Collected data
────────────────

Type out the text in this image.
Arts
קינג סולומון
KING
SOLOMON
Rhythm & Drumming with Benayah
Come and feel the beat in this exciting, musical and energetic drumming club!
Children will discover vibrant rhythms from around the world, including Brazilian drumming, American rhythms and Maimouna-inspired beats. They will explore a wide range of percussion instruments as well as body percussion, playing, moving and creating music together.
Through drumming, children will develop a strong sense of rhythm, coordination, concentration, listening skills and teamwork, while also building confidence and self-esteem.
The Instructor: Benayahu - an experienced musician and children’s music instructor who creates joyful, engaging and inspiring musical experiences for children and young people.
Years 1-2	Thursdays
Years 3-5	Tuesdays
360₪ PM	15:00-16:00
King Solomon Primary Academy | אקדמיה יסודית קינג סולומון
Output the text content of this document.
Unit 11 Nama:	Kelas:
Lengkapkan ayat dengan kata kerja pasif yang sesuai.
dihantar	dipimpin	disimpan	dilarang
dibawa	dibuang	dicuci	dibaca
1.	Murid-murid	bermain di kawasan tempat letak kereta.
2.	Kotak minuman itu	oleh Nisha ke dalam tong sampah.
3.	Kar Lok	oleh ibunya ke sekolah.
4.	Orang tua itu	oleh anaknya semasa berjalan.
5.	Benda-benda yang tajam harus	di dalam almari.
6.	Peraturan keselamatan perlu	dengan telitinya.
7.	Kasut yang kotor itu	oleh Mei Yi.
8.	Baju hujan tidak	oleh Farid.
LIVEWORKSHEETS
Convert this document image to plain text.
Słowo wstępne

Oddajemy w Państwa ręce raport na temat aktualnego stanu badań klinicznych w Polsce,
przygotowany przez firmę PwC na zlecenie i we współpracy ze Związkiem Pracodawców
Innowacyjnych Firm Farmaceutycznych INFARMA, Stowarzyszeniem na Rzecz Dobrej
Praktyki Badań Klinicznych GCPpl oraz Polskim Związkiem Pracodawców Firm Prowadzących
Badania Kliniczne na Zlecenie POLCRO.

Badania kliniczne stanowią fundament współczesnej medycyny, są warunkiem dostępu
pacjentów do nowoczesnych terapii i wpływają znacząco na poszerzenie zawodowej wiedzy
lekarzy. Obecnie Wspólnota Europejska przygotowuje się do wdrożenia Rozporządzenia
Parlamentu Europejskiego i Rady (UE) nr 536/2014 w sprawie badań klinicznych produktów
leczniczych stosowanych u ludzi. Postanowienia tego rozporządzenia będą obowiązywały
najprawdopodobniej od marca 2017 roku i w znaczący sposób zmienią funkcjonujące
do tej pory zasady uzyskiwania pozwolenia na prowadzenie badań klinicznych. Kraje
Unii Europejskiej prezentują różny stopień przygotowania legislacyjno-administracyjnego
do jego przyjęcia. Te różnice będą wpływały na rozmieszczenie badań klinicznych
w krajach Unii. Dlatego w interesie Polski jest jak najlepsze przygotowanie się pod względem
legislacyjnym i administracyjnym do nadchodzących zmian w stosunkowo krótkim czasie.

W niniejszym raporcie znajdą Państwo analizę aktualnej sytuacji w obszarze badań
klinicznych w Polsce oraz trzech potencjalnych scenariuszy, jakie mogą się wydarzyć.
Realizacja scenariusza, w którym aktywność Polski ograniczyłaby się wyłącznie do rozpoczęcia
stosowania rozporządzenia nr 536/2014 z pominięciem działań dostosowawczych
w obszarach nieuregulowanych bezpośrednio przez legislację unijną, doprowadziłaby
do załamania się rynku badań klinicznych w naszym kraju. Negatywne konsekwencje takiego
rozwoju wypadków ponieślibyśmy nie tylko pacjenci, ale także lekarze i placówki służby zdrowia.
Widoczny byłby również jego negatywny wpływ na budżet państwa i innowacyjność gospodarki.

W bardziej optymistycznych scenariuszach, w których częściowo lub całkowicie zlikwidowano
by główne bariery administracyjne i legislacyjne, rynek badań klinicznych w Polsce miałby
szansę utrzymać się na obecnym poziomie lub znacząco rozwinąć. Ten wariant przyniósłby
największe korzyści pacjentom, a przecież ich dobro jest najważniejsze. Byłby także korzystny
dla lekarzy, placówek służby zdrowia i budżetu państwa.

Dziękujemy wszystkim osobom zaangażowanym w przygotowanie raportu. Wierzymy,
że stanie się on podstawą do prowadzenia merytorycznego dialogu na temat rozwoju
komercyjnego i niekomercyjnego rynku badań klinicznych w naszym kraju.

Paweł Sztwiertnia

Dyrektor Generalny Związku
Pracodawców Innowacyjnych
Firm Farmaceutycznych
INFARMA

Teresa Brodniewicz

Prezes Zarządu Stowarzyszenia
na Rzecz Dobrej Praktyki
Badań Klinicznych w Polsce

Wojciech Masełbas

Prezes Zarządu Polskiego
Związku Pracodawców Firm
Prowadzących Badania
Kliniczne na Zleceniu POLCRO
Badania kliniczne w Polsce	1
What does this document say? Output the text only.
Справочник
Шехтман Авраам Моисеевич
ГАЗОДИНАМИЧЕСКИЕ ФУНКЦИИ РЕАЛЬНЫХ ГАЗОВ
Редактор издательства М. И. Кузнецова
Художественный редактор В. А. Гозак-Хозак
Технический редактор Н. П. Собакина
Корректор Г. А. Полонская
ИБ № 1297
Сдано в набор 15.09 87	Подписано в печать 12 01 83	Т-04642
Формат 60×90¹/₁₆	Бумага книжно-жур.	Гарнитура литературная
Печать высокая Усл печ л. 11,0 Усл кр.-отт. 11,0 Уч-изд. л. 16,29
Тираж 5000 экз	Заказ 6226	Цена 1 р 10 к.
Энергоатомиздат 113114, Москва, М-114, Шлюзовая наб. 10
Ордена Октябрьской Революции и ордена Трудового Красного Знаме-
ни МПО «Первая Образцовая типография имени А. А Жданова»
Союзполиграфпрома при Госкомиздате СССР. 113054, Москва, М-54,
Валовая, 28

────────────────

## Short problem
State how many lines of the material contain the string "סולומון", with no other words.

## Answer for the task
2